Each line that follows is to be retyped exactly.

Data extract:
Begin

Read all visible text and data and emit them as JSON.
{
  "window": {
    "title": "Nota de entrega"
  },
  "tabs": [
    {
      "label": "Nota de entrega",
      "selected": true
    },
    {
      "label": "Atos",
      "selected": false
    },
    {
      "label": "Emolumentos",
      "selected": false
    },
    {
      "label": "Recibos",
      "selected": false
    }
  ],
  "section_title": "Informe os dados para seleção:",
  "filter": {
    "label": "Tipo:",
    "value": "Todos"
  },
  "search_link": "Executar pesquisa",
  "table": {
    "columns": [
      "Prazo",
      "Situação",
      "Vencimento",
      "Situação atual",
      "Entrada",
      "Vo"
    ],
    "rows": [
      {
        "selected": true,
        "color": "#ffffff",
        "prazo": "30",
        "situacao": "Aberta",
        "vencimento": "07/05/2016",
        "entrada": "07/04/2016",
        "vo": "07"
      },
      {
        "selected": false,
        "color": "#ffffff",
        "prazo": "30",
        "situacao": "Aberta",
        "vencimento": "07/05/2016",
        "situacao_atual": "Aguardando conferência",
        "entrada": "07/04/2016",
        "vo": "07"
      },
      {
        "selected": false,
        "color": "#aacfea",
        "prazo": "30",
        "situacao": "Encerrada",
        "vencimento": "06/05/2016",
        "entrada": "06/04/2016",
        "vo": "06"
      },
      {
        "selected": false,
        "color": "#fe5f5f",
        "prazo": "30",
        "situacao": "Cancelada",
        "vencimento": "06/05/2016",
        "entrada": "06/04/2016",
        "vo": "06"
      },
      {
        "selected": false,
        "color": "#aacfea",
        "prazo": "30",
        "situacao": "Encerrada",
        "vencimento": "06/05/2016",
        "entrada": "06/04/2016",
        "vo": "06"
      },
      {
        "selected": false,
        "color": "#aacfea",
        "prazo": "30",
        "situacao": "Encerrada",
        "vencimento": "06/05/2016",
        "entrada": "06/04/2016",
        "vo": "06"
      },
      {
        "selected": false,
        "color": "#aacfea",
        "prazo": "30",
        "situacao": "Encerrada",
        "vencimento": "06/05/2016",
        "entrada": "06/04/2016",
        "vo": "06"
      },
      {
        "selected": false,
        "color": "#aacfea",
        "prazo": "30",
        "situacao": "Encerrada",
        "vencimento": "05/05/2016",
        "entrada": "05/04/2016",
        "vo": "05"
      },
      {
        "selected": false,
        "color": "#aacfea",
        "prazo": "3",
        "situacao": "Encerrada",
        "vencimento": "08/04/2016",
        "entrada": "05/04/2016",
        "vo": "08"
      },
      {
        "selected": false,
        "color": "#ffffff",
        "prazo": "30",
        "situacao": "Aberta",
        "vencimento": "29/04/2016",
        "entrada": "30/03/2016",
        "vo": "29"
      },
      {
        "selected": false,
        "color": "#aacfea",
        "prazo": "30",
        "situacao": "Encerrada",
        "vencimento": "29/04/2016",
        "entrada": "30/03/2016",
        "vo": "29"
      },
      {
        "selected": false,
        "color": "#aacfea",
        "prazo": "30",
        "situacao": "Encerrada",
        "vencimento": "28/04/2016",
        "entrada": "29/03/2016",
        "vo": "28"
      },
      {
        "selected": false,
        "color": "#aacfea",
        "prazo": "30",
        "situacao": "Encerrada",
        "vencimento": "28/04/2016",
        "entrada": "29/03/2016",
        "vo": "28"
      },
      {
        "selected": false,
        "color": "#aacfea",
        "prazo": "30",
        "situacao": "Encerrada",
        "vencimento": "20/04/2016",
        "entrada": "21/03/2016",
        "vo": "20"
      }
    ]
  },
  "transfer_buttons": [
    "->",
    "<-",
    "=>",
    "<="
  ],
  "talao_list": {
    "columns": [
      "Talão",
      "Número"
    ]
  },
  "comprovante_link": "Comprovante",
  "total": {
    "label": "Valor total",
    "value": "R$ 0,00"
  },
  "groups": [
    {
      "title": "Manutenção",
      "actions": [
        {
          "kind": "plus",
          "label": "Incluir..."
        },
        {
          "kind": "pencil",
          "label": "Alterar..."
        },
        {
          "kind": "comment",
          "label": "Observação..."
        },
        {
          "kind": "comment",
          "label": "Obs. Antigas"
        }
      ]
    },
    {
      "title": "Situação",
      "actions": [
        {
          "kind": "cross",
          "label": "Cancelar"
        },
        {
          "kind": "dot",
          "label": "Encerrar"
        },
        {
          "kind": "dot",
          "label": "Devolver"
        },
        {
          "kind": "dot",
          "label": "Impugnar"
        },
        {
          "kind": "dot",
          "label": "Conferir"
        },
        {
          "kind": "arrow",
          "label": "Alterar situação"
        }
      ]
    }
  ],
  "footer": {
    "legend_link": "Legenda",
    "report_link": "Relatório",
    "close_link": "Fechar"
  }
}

End

Output:
Read all visible text and data and emit them as JSON.
{
  "window": {
    "title": "Nota de entrega"
  },
  "tabs": [
    {
      "label": "Nota de entrega",
      "selected": true
    },
    {
      "label": "Atos",
      "selected": false
    },
    {
      "label": "Emolumentos",
      "selected": false
    },
    {
      "label": "Recibos",
      "selected": false
    }
  ],
  "section_title": "Informe os dados para seleção:",
  "filter": {
    "label": "Tipo:",
    "value": "Todos"
  },
  "search_link": "Executar pesquisa",
  "table": {
    "columns": [
      "Prazo",
      "Situação",
      "Vencimento",
      "Situação atual",
      "Entrada",
      "Vo"
    ],
    "rows": [
      {
        "selected": true,
        "color": "#ffffff",
        "prazo": "30",
        "situacao": "Aberta",
        "vencimento": "07/05/2016",
        "entrada": "07/04/2016",
        "vo": "07"
      },
      {
        "selected": false,
        "color": "#ffffff",
        "prazo": "30",
        "situacao": "Aberta",
        "vencimento": "07/05/2016",
        "situacao_atual": "Aguardando conferência",
        "entrada": "07/04/2016",
        "vo": "07"
      },
      {
        "selected": false,
        "color": "#aacfea",
        "prazo": "30",
        "situacao": "Encerrada",
        "vencimento": "06/05/2016",
        "entrada": "06/04/2016",
        "vo": "06"
      },
      {
        "selected": false,
        "color": "#fe5f5f",
        "prazo": "30",
        "situacao": "Cancelada",
        "vencimento": "06/05/2016",
        "entrada": "06/04/2016",
        "vo": "06"
      },
      {
        "selected": false,
        "color": "#aacfea",
        "prazo": "30",
        "situacao": "Encerrada",
        "vencimento": "06/05/2016",
        "entrada": "06/04/2016",
        "vo": "06"
      },
      {
        "selected": false,
        "color": "#aacfea",
        "prazo": "30",
        "situacao": "Encerrada",
        "vencimento": "06/05/2016",
        "entrada": "06/04/2016",
        "vo": "06"
      },
      {
        "selected": false,
        "color": "#aacfea",
        "prazo": "30",
        "situacao": "Encerrada",
        "vencimento": "06/05/2016",
        "entrada": "06/04/2016",
        "vo": "06"
      },
      {
        "selected": false,
        "color": "#aacfea",
        "prazo": "30",
        "situacao": "Encerrada",
        "vencimento": "05/05/2016",
        "entrada": "05/04/2016",
        "vo": "05"
      },
      {
        "selected": false,
        "color": "#aacfea",
        "prazo": "3",
        "situacao": "Encerrada",
        "vencimento": "08/04/2016",
        "entrada": "05/04/2016",
        "vo": "08"
      },
      {
        "selected": false,
        "color": "#ffffff",
        "prazo": "30",
        "situacao": "Aberta",
        "vencimento": "29/04/2016",
        "entrada": "30/03/2016",
        "vo": "29"
      },
      {
        "selected": false,
        "color": "#aacfea",
        "prazo": "30",
        "situacao": "Encerrada",
        "vencimento": "29/04/2016",
        "entrada": "30/03/2016",
        "vo": "29"
      },
      {
        "selected": false,
        "color": "#aacfea",
        "prazo": "30",
        "situacao": "Encerrada",
        "vencimento": "28/04/2016",
        "entrada": "29/03/2016",
        "vo": "28"
      },
      {
        "selected": false,
        "color": "#aacfea",
        "prazo": "30",
        "situacao": "Encerrada",
        "vencimento": "28/04/2016",
        "entrada": "29/03/2016",
        "vo": "28"
      },
      {
        "selected": false,
        "color": "#aacfea",
        "prazo": "30",
        "situacao": "Encerrada",
        "vencimento": "20/04/2016",
        "entrada": "21/03/2016",
        "vo": "20"
      }
    ]
  },
  "transfer_buttons": [
    "->",
    "<-",
    "=>",
    "<="
  ],
  "talao_list": {
    "columns": [
      "Talão",
      "Número"
    ]
  },
  "comprovante_link": "Comprovante",
  "total": {
    "label": "Valor total",
    "value": "R$ 0,00"
  },
  "groups": [
    {
      "title": "Manutenção",
      "actions": [
        {
          "kind": "plus",
          "label": "Incluir..."
        },
        {
          "kind": "pencil",
          "label": "Alterar..."
        },
        {
          "kind": "comment",
          "label": "Observação..."
        },
        {
          "kind": "comment",
          "label": "Obs. Antigas"
        }
      ]
    },
    {
      "title": "Situação",
      "actions": [
        {
          "kind": "cross",
          "label": "Cancelar"
        },
        {
          "kind": "dot",
          "label": "Encerrar"
        },
        {
          "kind": "dot",
          "label": "Devolver"
        },
        {
          "kind": "dot",
          "label": "Impugnar"
        },
        {
          "kind": "dot",
          "label": "Conferir"
        },
        {
          "kind": "arrow",
          "label": "Alterar situação"
        }
      ]
    }
  ],
  "footer": {
    "legend_link": "Legenda",
    "report_link": "Relatório",
    "close_link": "Fechar"
  }
}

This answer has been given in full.